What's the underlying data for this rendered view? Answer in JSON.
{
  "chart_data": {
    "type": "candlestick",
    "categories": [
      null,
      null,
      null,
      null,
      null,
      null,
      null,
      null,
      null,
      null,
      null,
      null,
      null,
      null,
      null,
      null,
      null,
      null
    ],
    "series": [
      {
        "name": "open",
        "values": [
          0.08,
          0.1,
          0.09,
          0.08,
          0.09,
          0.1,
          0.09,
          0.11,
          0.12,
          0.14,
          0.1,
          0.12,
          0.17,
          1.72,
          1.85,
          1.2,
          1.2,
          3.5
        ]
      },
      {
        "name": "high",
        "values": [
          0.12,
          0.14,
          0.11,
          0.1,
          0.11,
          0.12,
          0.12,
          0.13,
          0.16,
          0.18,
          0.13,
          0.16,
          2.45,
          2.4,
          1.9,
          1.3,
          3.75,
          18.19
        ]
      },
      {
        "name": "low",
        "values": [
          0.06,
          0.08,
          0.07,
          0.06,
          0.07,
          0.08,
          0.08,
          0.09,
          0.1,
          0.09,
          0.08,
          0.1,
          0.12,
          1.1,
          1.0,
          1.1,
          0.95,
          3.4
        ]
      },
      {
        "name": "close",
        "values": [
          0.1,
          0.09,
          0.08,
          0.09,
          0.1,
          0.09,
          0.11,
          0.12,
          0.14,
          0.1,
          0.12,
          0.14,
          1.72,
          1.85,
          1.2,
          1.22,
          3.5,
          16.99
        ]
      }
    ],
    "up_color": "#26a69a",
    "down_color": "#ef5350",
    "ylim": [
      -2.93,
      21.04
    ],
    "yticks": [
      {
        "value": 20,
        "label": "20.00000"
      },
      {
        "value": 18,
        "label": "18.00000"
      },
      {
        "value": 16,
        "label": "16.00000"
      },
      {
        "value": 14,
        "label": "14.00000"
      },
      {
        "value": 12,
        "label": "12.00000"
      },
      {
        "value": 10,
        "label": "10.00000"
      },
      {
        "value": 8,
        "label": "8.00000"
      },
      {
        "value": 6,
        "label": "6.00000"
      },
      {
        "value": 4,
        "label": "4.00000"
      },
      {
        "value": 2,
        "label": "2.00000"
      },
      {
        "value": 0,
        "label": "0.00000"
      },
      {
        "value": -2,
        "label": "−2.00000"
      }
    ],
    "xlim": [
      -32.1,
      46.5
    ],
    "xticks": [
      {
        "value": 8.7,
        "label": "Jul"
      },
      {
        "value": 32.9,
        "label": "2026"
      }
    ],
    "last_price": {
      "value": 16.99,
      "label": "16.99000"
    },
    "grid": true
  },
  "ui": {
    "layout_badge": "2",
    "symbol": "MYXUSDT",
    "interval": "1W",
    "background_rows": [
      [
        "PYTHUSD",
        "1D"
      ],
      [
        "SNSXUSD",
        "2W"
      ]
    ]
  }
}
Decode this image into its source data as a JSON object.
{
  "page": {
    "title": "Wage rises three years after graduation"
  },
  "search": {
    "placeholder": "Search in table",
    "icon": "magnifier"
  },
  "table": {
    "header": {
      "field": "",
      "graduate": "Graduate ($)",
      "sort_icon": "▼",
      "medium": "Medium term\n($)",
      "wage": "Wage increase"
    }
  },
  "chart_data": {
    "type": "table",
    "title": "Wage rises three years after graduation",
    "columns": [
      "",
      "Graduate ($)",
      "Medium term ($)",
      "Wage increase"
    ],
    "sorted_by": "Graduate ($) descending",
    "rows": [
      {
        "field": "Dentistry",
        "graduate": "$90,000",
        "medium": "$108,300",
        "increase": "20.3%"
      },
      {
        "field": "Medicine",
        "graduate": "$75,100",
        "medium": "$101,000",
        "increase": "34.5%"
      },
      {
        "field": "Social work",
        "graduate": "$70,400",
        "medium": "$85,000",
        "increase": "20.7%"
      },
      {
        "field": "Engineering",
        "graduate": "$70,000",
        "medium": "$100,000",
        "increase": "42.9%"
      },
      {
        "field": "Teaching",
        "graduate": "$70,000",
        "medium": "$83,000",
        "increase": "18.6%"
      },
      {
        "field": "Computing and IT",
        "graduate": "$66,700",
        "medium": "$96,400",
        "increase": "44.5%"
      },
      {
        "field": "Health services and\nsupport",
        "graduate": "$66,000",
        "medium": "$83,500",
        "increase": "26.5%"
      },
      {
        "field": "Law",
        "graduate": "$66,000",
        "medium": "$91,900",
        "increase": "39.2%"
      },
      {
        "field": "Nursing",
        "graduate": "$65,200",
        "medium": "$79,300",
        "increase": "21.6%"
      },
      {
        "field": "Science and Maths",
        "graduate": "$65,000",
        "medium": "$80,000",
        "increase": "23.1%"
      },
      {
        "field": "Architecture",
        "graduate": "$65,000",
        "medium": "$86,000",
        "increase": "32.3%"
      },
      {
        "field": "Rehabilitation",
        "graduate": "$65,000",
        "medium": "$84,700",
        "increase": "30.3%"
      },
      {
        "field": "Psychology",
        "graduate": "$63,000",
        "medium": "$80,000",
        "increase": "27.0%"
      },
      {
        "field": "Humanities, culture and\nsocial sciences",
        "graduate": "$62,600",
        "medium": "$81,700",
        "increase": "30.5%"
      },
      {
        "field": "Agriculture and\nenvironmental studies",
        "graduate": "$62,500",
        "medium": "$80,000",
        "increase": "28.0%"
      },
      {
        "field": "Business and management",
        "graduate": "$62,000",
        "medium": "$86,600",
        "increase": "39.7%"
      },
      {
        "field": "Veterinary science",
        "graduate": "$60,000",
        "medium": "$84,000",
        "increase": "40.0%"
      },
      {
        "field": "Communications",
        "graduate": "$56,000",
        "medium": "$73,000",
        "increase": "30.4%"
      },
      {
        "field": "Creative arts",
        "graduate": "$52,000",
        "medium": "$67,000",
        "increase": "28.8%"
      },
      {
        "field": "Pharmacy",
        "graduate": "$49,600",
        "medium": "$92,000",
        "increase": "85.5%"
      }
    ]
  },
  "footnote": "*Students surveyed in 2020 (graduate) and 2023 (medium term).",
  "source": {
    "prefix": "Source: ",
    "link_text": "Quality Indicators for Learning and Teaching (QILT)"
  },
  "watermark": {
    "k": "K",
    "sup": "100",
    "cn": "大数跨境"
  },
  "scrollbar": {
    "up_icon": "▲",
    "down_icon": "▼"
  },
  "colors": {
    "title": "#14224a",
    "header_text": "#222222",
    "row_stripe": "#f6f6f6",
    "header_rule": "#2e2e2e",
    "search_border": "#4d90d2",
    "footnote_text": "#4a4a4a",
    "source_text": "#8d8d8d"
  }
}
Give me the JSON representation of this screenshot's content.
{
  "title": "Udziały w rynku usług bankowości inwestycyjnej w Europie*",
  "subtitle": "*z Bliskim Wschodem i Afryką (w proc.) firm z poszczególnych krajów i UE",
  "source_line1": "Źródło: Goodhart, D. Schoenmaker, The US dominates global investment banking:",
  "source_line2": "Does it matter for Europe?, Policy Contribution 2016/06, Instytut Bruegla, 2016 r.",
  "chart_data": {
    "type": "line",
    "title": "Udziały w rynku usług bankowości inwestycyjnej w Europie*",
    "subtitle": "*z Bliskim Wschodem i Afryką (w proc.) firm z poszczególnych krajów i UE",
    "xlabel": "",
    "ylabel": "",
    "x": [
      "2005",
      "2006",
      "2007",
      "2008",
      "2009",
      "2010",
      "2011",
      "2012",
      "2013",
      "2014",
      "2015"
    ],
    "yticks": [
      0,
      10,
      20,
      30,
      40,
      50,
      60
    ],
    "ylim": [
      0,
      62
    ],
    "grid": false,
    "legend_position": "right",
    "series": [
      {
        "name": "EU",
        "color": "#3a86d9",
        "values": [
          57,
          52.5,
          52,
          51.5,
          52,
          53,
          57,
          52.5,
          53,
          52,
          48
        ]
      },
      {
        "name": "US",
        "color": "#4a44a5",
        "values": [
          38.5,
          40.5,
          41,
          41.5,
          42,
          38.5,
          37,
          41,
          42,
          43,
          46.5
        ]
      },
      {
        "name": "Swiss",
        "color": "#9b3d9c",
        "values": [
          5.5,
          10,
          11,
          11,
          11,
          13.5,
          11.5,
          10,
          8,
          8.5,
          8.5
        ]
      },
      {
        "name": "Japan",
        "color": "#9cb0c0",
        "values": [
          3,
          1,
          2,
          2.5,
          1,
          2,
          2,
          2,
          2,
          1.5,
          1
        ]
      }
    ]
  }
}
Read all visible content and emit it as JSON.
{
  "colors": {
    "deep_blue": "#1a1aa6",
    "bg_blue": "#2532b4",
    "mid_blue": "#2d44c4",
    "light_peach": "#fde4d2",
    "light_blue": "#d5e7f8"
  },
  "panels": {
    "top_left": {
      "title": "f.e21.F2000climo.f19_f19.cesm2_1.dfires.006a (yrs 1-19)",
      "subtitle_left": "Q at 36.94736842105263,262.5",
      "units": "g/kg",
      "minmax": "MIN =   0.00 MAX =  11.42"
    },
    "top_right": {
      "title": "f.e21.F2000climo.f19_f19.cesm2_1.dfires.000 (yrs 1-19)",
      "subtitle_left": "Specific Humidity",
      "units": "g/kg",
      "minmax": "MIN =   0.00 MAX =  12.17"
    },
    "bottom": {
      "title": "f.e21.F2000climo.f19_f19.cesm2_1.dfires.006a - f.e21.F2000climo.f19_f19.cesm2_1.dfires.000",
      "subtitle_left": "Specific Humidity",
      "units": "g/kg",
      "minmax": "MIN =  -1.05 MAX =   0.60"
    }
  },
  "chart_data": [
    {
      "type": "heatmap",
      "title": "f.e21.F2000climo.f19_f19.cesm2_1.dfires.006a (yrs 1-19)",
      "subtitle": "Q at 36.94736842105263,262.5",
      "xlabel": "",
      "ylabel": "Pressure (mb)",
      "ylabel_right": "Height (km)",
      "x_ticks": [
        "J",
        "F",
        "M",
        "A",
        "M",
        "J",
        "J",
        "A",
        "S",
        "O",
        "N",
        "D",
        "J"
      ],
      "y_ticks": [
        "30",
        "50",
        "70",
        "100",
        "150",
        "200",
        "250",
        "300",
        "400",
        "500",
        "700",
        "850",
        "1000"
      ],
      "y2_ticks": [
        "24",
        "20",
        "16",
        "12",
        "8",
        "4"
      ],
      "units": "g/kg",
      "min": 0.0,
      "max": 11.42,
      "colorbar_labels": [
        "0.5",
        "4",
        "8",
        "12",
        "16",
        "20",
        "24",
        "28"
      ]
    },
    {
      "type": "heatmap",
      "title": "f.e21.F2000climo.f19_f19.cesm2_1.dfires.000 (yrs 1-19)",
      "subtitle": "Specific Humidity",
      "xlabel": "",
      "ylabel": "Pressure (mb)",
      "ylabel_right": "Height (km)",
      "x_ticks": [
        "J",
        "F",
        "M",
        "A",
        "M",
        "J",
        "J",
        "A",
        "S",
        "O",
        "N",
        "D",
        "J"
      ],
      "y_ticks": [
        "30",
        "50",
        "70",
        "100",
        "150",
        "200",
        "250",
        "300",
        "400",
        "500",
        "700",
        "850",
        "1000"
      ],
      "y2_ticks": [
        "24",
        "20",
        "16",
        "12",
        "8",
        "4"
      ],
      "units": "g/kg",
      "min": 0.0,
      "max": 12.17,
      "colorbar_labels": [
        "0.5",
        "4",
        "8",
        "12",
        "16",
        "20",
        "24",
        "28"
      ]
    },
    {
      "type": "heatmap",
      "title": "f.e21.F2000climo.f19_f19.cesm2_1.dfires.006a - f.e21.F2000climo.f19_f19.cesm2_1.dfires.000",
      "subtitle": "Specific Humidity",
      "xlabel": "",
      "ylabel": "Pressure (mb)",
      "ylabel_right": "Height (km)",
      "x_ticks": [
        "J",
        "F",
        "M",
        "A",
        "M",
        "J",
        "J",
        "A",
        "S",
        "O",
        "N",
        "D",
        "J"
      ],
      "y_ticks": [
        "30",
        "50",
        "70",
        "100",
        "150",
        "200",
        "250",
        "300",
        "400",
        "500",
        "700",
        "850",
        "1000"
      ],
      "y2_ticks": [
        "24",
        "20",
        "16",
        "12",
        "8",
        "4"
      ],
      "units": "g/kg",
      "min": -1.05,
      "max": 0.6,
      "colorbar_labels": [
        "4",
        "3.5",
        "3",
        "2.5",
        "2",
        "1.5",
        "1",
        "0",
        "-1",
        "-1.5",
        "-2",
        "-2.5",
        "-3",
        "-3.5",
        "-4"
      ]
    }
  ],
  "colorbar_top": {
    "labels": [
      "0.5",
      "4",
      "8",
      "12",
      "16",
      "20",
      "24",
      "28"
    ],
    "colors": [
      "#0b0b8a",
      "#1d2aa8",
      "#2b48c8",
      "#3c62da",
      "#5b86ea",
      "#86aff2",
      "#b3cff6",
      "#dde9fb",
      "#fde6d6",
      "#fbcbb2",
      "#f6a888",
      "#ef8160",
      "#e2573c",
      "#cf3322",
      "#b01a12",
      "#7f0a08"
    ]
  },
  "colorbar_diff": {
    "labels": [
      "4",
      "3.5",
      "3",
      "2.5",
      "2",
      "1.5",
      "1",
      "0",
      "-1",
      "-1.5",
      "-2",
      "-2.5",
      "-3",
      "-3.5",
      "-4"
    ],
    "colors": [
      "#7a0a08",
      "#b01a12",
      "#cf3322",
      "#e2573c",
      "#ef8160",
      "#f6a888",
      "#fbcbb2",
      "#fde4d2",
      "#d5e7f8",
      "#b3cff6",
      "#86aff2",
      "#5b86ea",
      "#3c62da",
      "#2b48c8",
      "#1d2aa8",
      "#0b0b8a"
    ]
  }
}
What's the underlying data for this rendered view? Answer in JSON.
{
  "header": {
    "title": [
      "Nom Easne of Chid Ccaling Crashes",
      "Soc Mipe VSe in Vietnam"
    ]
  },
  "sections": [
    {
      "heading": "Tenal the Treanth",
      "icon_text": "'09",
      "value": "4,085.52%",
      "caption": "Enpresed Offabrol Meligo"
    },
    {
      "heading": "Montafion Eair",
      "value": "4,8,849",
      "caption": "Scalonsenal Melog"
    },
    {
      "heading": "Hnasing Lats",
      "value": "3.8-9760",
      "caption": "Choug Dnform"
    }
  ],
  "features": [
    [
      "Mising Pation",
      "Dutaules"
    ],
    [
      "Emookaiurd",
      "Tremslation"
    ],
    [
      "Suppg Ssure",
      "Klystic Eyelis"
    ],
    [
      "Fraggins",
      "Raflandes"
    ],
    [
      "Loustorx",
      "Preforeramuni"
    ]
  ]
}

------------------------

▸ **DIRECTIONS**
Return each line of the data that contains the string "Wage".

▸ **SOLUTION**
    "title": "Wage rises three years after graduation"
      "wage": "Wage increase"
    "title": "Wage rises three years after graduation",
      "Wage increase"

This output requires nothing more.